* [WHAT IS REQUIRED]:
In the listing below, identify each line with the word "многофункционального" and return those lines.

Lines of data:
= = = = =
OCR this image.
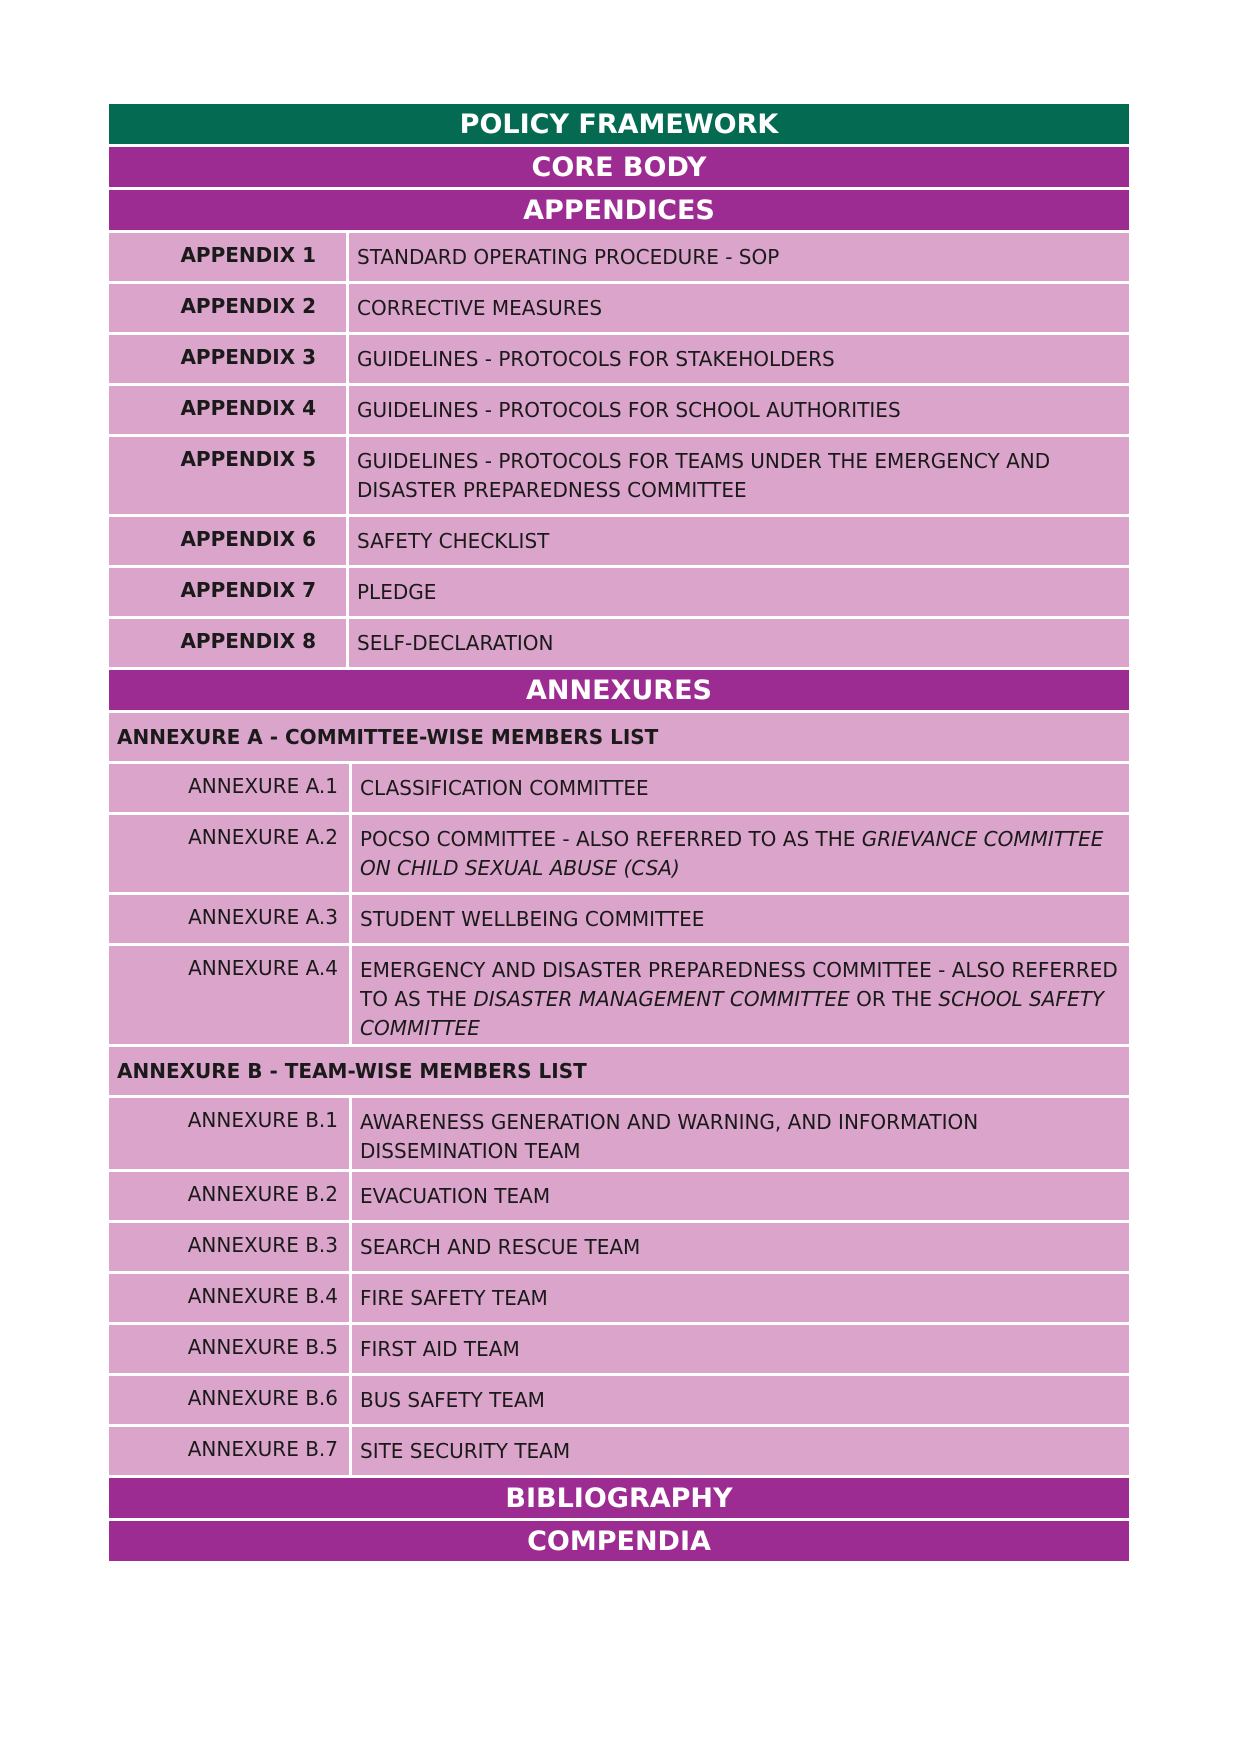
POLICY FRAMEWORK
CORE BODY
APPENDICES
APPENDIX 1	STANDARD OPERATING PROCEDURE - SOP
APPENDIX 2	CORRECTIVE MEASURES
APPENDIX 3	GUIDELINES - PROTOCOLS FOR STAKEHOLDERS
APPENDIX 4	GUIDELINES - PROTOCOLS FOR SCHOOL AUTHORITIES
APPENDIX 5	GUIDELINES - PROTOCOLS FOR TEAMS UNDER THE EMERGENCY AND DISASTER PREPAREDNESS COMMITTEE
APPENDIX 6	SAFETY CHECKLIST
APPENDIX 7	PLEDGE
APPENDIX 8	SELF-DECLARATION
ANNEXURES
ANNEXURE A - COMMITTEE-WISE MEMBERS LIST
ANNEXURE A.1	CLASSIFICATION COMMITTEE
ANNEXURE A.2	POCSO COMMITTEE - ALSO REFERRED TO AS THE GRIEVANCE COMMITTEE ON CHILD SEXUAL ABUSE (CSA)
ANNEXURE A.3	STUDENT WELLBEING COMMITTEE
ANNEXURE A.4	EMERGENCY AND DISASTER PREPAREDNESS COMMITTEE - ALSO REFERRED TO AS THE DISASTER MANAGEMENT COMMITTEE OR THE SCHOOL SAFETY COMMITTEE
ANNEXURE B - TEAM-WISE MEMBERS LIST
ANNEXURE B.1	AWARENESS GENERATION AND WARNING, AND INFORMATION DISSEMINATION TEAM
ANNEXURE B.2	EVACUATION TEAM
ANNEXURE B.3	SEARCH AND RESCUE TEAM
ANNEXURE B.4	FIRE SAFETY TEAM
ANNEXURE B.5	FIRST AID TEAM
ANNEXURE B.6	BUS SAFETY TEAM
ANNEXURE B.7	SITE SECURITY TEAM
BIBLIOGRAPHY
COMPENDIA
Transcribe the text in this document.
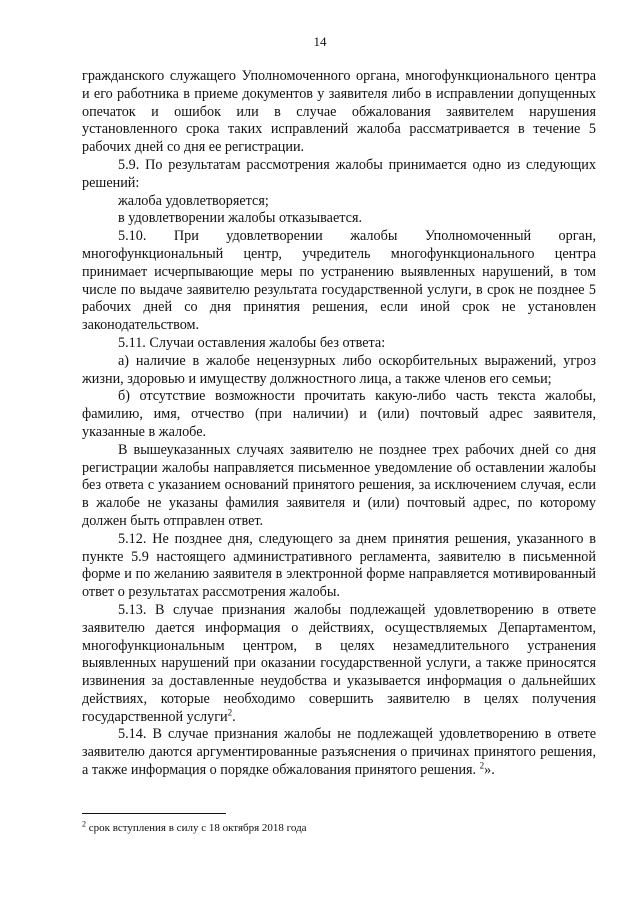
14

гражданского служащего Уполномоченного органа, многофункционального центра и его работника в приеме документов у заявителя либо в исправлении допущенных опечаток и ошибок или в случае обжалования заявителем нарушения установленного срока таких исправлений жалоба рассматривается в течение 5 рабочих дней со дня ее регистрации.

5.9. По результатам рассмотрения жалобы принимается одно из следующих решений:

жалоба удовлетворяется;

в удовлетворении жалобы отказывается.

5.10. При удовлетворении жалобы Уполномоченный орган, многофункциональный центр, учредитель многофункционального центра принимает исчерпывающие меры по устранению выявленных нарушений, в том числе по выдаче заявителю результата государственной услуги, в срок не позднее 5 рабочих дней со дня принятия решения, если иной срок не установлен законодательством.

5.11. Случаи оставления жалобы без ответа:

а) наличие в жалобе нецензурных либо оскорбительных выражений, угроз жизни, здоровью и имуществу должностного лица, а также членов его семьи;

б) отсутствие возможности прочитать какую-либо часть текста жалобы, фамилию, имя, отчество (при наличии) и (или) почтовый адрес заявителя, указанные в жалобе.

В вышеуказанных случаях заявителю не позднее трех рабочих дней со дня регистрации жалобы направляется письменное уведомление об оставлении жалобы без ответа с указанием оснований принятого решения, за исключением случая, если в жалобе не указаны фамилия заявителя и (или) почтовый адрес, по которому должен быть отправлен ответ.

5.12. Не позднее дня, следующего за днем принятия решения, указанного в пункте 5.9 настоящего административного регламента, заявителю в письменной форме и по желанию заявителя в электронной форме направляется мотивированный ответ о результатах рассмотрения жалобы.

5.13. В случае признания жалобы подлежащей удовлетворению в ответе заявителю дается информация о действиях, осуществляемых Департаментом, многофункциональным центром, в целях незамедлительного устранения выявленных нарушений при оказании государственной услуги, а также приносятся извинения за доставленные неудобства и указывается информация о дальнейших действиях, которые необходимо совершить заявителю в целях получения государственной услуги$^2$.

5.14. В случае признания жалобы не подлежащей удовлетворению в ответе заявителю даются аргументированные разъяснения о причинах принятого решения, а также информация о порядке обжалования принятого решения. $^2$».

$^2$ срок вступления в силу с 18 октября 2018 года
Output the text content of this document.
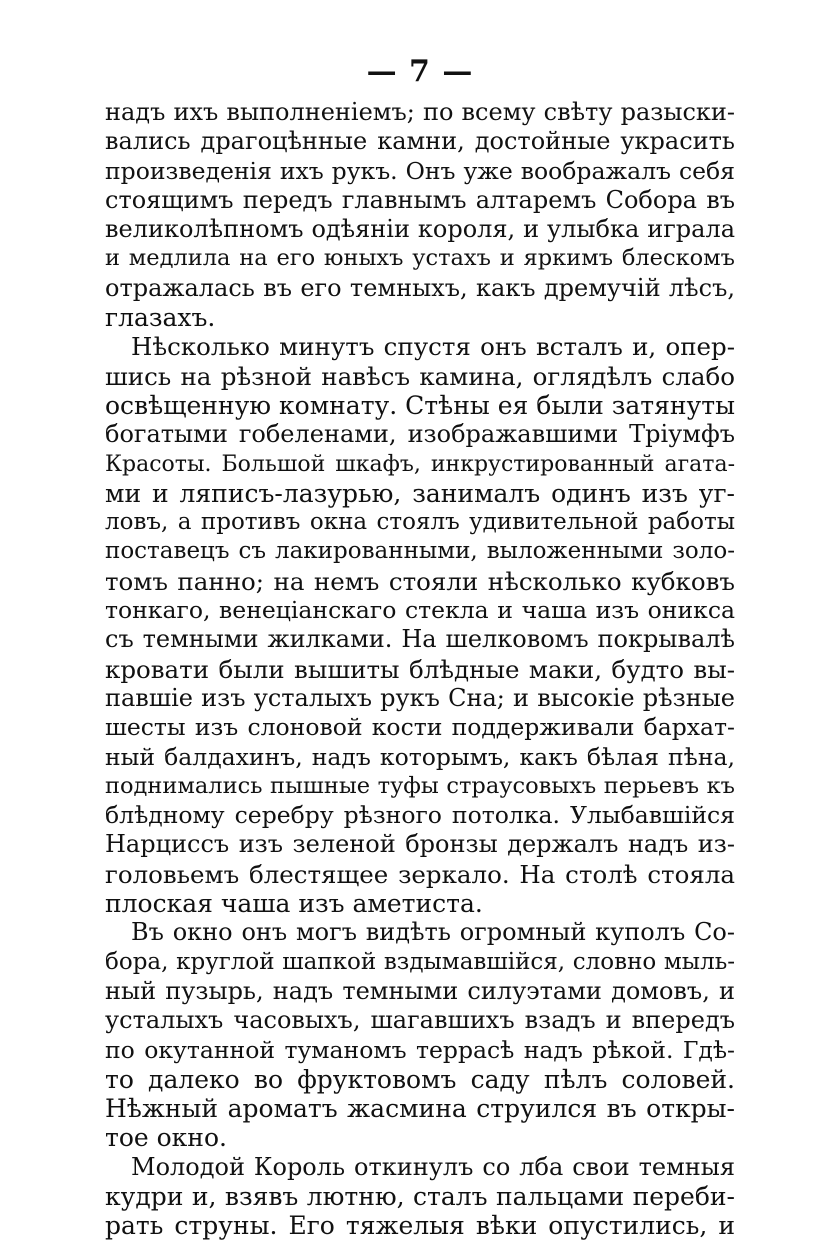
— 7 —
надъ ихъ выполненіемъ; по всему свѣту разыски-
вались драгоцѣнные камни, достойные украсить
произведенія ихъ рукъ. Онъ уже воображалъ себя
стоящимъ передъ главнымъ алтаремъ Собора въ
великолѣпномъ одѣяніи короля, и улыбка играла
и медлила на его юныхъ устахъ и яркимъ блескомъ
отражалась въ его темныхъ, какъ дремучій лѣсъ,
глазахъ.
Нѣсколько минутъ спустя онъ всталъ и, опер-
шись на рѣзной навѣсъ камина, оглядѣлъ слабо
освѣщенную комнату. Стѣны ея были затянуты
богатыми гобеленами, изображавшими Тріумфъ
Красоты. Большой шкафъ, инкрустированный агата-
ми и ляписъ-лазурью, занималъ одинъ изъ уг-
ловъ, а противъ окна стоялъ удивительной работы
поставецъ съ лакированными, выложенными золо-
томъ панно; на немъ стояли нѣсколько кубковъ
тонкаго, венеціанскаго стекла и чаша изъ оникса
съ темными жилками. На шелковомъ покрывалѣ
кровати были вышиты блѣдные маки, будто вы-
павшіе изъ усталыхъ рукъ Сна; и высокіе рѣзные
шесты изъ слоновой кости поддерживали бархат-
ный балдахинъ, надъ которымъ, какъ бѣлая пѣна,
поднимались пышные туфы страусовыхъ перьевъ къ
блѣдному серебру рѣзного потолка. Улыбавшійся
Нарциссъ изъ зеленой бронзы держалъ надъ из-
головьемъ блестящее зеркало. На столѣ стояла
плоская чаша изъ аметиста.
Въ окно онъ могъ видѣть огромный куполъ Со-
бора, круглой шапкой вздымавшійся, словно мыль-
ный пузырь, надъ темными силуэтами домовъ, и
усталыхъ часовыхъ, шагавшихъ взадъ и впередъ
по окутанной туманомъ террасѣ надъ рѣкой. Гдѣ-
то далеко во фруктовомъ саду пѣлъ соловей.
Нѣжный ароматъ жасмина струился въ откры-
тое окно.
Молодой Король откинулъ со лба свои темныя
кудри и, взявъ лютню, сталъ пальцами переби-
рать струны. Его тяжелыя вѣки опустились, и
= = = = =
* [WRITTEN ANSWER]:
гражданского служащего Уполномоченного органа, многофункционального центра и его работника в приеме документов у заявителя либо в исправлении допущенных опечаток и ошибок или в случае обжалования заявителем нарушения установленного срока таких исправлений жалоба рассматривается в течение 5 рабочих дней со дня ее регистрации.
5.10. При удовлетворении жалобы Уполномоченный орган, многофункциональный центр, учредитель многофункционального центра принимает исчерпывающие меры по устранению выявленных нарушений, в том числе по выдаче заявителю результата государственной услуги, в срок не позднее 5 рабочих дней со дня принятия решения, если иной срок не установлен законодательством.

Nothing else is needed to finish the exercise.